Go through the entries below, tally each line with the string "where", and give the final number by itself.

__Dataset extract__
++++

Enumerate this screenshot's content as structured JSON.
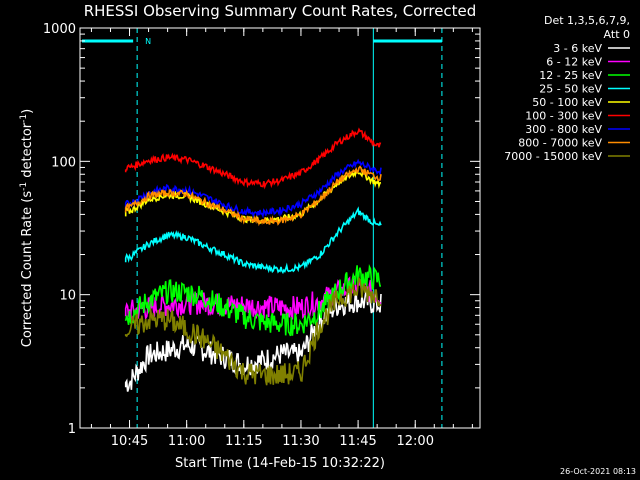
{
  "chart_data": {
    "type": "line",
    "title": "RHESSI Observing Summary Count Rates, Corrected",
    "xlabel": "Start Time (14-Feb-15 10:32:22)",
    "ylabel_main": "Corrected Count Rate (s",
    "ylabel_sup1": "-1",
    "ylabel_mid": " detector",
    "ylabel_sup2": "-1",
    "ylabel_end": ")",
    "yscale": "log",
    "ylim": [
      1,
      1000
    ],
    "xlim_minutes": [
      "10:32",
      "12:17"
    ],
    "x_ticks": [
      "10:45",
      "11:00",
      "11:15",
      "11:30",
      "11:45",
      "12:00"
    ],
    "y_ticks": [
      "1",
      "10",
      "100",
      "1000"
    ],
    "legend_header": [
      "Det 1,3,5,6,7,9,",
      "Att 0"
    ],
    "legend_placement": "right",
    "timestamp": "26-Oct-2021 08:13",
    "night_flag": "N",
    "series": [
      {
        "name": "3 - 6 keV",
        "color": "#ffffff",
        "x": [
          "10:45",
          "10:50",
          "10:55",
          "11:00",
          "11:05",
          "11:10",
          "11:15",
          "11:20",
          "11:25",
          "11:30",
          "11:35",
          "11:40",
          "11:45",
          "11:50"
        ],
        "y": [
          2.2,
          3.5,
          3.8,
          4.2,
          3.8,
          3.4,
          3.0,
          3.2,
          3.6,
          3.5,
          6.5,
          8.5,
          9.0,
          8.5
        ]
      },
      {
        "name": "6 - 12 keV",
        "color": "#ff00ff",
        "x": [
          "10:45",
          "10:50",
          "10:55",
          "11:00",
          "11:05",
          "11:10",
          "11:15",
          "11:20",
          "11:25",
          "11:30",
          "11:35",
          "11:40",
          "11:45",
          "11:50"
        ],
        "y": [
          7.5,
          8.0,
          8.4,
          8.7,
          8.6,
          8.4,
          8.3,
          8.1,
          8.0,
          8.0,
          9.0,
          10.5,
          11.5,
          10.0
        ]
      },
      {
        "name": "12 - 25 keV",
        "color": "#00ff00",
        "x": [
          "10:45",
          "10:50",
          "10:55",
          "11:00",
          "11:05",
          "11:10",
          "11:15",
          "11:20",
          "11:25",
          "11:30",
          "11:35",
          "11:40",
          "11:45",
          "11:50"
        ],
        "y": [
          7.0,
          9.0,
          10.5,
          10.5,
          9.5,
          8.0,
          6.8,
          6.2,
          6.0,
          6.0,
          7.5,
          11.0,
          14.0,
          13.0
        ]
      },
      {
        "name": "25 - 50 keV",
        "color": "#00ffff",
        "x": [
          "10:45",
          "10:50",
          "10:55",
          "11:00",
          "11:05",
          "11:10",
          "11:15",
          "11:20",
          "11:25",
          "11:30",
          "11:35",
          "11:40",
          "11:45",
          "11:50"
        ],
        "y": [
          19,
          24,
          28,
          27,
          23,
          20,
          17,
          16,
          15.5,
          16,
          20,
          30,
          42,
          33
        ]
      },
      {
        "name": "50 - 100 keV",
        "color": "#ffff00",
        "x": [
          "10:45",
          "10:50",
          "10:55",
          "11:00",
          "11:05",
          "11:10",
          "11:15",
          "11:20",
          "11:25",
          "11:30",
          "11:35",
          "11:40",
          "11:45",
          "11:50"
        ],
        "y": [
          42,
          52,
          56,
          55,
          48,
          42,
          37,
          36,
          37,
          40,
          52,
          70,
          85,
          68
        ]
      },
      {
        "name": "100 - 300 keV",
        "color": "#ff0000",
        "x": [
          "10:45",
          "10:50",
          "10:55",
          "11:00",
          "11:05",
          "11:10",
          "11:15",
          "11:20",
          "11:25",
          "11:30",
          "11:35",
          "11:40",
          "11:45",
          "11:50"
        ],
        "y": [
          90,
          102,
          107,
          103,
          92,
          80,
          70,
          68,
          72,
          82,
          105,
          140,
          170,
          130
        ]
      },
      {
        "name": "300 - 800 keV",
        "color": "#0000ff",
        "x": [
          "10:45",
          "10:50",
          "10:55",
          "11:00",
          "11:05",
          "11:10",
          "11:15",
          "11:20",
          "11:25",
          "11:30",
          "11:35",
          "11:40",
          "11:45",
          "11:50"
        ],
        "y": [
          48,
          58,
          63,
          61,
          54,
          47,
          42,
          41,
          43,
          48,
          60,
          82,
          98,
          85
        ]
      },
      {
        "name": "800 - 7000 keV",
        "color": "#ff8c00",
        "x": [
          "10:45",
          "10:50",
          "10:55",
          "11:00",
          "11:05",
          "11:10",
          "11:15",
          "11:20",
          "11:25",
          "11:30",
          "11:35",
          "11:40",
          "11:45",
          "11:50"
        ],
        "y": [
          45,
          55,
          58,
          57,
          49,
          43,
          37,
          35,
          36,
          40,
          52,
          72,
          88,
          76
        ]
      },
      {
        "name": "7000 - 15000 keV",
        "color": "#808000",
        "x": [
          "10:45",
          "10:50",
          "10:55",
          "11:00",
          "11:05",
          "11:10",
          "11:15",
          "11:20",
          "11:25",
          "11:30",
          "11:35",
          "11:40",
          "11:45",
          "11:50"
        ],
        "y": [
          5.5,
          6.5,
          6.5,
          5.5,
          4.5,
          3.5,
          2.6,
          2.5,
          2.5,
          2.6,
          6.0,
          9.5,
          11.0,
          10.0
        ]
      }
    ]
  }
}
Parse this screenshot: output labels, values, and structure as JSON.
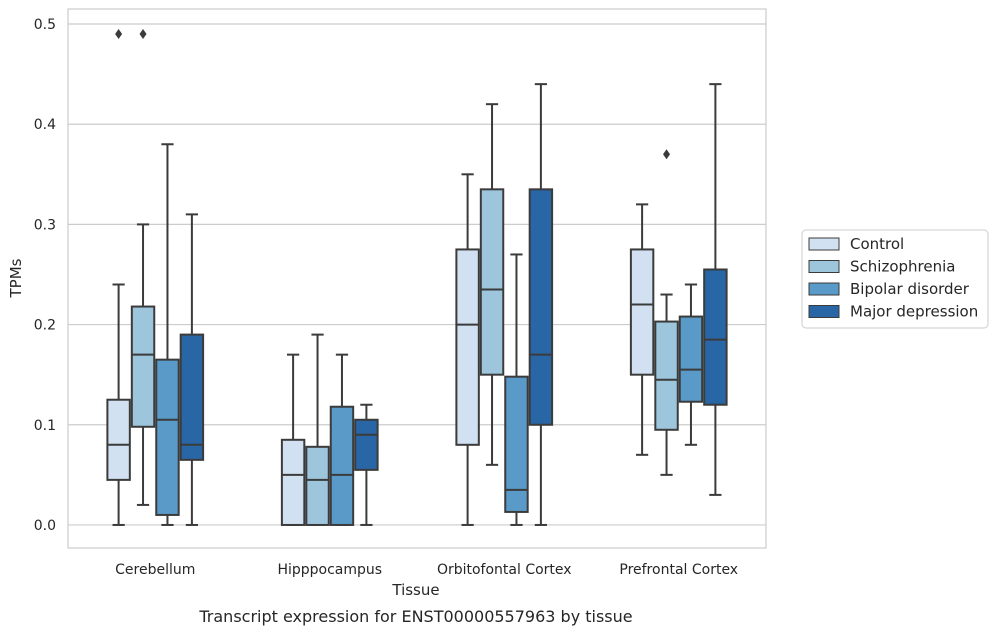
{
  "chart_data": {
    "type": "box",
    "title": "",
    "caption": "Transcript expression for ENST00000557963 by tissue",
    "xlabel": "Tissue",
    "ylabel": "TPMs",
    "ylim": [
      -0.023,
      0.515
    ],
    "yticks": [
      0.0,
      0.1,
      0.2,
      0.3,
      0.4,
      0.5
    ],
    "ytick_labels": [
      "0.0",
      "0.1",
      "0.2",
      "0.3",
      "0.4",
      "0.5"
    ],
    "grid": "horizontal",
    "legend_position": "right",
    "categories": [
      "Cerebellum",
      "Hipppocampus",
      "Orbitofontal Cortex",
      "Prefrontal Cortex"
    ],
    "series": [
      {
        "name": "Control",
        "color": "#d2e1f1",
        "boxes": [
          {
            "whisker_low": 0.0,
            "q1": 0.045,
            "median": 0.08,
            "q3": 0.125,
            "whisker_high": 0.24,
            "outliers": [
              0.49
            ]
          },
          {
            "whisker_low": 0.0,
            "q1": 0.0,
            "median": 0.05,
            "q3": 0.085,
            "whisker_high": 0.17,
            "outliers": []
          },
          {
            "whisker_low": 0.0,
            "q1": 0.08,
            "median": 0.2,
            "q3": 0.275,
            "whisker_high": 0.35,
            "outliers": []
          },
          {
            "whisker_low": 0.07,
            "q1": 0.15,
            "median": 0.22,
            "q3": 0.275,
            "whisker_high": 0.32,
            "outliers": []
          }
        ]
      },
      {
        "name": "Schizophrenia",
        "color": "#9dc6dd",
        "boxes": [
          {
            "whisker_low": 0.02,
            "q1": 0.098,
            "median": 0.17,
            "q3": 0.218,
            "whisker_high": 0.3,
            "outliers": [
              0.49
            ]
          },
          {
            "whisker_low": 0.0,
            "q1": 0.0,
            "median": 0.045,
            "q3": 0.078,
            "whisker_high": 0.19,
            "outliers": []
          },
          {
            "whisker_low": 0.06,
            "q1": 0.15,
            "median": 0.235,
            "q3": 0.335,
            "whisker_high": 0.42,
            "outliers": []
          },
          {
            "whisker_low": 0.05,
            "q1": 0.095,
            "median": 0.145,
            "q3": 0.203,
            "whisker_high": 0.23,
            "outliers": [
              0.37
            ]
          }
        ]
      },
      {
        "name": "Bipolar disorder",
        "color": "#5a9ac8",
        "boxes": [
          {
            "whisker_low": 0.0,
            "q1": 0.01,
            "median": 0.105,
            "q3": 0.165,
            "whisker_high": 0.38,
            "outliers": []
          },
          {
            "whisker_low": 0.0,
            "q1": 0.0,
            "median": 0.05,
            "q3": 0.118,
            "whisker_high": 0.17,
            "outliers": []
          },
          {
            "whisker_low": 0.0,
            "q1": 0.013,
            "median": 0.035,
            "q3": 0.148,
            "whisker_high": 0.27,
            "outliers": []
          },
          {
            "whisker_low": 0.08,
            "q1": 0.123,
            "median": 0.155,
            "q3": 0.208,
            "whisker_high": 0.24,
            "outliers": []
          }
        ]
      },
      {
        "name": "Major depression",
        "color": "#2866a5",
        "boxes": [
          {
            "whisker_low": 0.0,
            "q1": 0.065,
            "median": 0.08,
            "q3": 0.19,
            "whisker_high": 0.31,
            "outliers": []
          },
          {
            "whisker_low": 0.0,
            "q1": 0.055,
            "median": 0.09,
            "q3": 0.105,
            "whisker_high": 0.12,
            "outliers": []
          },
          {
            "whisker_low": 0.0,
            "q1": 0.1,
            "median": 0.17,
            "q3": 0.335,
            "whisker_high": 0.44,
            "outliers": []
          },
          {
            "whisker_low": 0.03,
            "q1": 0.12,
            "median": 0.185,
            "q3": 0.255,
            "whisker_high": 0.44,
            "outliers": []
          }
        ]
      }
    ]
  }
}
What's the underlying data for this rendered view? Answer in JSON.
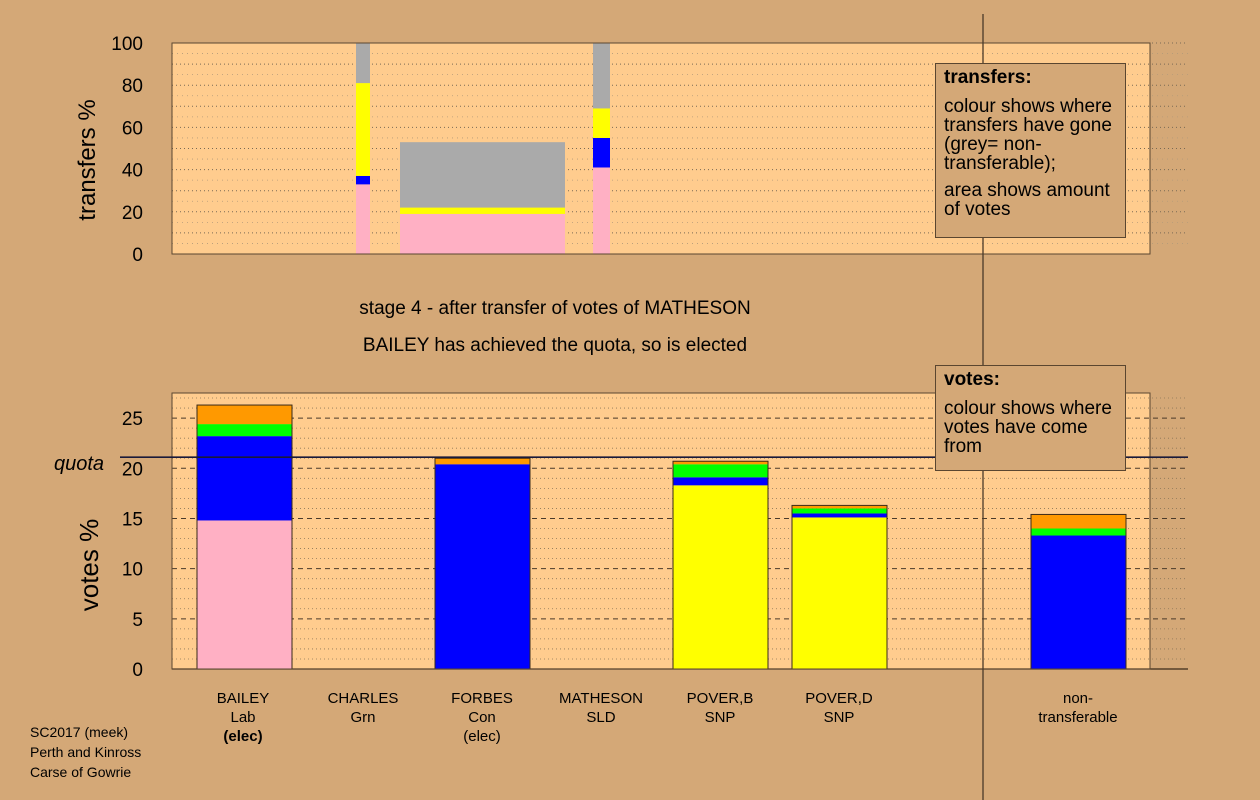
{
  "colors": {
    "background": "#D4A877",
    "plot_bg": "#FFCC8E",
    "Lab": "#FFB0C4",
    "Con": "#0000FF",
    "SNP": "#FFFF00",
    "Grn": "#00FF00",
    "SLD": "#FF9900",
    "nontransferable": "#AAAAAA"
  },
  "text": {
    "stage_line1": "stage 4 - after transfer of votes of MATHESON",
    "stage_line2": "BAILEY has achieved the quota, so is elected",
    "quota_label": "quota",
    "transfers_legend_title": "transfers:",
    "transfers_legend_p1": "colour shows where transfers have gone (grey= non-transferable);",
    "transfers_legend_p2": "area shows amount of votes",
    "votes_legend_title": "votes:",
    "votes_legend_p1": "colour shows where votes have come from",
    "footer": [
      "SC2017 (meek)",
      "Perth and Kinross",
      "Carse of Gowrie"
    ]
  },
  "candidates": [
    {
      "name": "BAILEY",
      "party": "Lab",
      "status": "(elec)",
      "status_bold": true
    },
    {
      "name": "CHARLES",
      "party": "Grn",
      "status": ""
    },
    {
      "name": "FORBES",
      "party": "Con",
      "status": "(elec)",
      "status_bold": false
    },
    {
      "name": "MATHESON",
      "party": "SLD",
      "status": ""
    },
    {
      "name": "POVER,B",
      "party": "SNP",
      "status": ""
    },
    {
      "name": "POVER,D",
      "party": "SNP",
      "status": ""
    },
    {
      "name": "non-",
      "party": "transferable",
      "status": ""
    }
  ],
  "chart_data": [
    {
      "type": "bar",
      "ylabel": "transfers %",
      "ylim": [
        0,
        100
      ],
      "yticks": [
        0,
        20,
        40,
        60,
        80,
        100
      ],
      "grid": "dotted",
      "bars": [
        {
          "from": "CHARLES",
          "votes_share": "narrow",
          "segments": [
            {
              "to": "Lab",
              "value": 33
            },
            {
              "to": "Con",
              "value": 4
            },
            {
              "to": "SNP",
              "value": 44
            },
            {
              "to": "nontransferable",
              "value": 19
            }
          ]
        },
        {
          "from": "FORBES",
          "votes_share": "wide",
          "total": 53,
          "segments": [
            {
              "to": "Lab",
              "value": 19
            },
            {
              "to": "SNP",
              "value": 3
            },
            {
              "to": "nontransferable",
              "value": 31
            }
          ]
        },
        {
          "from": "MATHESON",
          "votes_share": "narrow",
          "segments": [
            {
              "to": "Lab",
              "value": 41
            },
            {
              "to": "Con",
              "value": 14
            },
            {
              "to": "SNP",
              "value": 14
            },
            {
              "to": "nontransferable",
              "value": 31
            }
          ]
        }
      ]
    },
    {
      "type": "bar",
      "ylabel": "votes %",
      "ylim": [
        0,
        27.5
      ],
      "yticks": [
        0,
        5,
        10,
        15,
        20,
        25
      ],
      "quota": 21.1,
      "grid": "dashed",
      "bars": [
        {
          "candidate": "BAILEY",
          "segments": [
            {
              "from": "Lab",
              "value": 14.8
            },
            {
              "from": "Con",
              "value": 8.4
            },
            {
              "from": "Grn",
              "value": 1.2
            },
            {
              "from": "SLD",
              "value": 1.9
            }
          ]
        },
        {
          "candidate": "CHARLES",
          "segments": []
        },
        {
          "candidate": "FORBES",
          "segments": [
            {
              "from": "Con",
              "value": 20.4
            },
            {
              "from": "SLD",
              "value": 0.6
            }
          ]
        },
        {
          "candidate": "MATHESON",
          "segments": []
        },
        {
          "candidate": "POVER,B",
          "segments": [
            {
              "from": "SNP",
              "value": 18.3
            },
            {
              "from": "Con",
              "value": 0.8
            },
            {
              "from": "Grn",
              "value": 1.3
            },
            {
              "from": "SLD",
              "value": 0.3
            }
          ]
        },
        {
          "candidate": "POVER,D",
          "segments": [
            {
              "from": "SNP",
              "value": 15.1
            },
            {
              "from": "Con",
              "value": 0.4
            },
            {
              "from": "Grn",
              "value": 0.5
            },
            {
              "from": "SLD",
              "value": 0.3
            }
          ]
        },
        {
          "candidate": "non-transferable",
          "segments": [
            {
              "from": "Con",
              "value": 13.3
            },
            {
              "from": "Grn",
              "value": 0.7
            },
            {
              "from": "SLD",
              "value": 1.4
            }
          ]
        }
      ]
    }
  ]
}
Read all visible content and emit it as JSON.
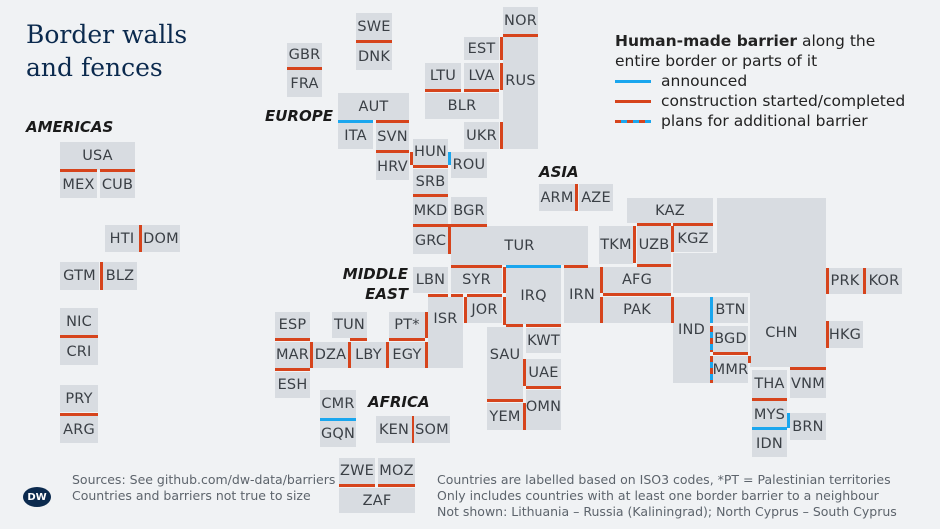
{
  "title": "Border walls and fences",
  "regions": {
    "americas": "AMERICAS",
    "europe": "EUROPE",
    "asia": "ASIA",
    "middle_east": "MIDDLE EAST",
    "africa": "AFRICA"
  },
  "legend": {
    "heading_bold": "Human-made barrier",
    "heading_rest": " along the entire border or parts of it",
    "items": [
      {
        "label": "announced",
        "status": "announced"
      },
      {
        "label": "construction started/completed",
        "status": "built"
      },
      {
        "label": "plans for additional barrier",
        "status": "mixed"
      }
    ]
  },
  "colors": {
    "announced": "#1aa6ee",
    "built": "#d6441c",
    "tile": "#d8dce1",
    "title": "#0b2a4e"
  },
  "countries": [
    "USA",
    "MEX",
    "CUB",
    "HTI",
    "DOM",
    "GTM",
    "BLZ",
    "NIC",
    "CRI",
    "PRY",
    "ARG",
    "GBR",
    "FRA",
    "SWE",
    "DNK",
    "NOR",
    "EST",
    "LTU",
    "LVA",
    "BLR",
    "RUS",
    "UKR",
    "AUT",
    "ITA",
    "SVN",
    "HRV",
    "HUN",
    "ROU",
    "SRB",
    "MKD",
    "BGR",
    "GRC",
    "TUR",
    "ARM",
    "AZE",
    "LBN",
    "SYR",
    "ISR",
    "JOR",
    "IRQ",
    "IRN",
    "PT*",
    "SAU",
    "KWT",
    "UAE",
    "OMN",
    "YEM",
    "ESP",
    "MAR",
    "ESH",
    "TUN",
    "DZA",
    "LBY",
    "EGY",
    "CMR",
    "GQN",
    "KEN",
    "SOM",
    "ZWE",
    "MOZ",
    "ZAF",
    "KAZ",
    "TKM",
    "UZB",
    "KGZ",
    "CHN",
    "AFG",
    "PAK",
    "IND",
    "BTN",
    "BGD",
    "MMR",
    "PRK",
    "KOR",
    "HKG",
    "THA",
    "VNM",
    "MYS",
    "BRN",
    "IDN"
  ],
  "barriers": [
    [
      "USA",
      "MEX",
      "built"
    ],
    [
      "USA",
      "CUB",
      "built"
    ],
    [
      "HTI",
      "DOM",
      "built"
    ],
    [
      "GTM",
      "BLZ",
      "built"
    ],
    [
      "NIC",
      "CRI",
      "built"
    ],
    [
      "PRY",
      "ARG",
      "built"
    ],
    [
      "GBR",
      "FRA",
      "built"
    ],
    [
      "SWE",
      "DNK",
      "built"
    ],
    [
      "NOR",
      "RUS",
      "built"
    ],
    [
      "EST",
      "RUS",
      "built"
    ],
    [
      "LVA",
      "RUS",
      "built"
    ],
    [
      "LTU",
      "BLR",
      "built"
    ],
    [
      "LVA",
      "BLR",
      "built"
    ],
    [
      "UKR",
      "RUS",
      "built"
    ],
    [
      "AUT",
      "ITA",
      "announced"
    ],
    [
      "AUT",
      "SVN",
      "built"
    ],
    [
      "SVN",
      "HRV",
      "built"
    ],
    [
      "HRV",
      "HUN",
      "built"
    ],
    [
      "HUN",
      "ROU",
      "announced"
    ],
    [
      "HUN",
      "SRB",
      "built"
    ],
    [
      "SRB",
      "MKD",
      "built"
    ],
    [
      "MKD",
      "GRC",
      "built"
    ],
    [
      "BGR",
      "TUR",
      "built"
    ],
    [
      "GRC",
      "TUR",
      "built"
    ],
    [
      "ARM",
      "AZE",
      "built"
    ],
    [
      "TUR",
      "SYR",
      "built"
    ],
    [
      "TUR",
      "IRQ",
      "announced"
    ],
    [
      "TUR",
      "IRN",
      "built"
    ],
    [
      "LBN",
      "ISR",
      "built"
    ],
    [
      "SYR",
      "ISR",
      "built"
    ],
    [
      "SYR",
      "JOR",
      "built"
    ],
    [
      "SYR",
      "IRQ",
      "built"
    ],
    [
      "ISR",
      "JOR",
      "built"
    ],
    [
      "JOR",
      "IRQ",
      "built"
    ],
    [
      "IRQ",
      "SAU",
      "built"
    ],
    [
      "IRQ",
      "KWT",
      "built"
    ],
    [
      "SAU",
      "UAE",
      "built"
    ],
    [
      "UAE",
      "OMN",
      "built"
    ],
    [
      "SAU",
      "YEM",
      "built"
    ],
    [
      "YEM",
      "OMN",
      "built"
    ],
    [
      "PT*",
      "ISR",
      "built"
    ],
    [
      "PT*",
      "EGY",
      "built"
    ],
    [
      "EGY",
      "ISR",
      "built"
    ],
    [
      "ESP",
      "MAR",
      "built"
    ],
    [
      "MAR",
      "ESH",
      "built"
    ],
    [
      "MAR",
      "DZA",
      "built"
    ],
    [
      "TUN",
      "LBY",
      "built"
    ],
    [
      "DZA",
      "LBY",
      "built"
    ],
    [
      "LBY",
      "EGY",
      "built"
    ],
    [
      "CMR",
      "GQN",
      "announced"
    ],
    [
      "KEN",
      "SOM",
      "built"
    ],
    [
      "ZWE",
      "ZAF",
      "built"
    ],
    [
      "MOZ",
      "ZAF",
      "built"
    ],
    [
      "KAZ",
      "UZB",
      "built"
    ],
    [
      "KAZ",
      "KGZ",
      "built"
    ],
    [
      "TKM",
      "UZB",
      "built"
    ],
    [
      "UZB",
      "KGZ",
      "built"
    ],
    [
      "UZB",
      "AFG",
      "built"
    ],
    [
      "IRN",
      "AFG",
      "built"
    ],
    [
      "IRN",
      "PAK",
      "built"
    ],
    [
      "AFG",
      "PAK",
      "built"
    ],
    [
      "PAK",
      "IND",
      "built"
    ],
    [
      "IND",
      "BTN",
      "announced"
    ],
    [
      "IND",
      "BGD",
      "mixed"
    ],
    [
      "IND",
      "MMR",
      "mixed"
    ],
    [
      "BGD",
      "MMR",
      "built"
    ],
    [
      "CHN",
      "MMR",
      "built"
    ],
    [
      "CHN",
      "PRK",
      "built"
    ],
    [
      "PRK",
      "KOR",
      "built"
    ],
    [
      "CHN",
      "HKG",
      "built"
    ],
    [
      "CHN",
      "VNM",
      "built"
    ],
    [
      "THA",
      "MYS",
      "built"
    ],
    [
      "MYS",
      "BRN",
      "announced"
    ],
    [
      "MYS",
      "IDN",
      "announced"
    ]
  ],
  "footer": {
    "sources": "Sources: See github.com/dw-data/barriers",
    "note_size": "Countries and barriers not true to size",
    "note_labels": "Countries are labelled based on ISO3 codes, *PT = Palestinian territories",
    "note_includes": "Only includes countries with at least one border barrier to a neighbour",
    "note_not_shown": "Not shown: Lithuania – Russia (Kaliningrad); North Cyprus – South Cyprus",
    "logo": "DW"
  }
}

++++

__Right answer__
2